Saved entries:
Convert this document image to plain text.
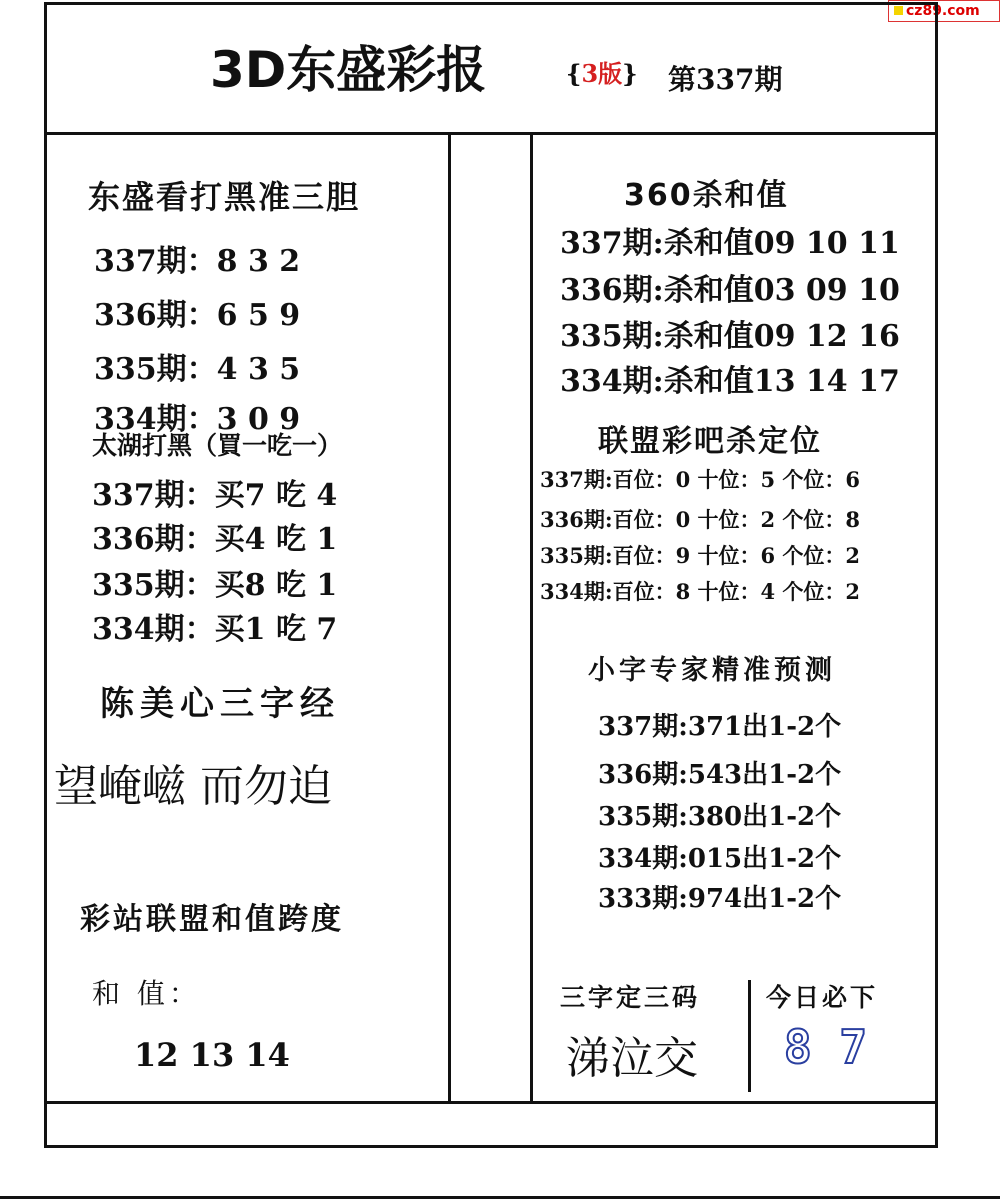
cz89.com
3D东盛彩报	{3版} 第337期
东盛看打黑准三胆
337期：8 3 2
336期：6 5 9
335期：4 3 5
334期：3 0 9
太湖打黑（買一吃一）
337期：买7 吃 4
336期：买4 吃 1
335期：买8 吃 1
334期：买1 吃 7
陈美心三字经
望崦嵫 而勿迫
彩站联盟和值跨度
和 值：
12 13 14
360杀和值
337期:杀和值09 10 11
336期:杀和值03 09 10
335期:杀和值09 12 16
334期:杀和值13 14 17
联盟彩吧杀定位
337期:百位：0 十位：5 个位：6
336期:百位：0 十位：2 个位：8
335期:百位：9 十位：6 个位：2
334期:百位：8 十位：4 个位：2
小字专家精准预测
337期:371出1-2个
336期:543出1-2个
335期:380出1-2个
334期:015出1-2个
333期:974出1-2个
三字定三码
涕泣交
今日必下
8 7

• STATED PROBLEM:
Repeat everything in the records precisely. Images are excluded from the copy.

• ANSWER FOR THE TASK:
Convert this document image to plain text.
cz89.com
3D东盛彩报	{3版} 第337期
东盛看打黑准三胆
337期：8 3 2
336期：6 5 9
335期：4 3 5
334期：3 0 9
太湖打黑（買一吃一）
337期：买7 吃 4
336期：买4 吃 1
335期：买8 吃 1
334期：买1 吃 7
陈美心三字经
望崦嵫 而勿迫
彩站联盟和值跨度
和 值：
12 13 14
360杀和值
337期:杀和值09 10 11
336期:杀和值03 09 10
335期:杀和值09 12 16
334期:杀和值13 14 17
联盟彩吧杀定位
337期:百位：0 十位：5 个位：6
336期:百位：0 十位：2 个位：8
335期:百位：9 十位：6 个位：2
334期:百位：8 十位：4 个位：2
小字专家精准预测
337期:371出1-2个
336期:543出1-2个
335期:380出1-2个
334期:015出1-2个
333期:974出1-2个
三字定三码
涕泣交
今日必下
8 7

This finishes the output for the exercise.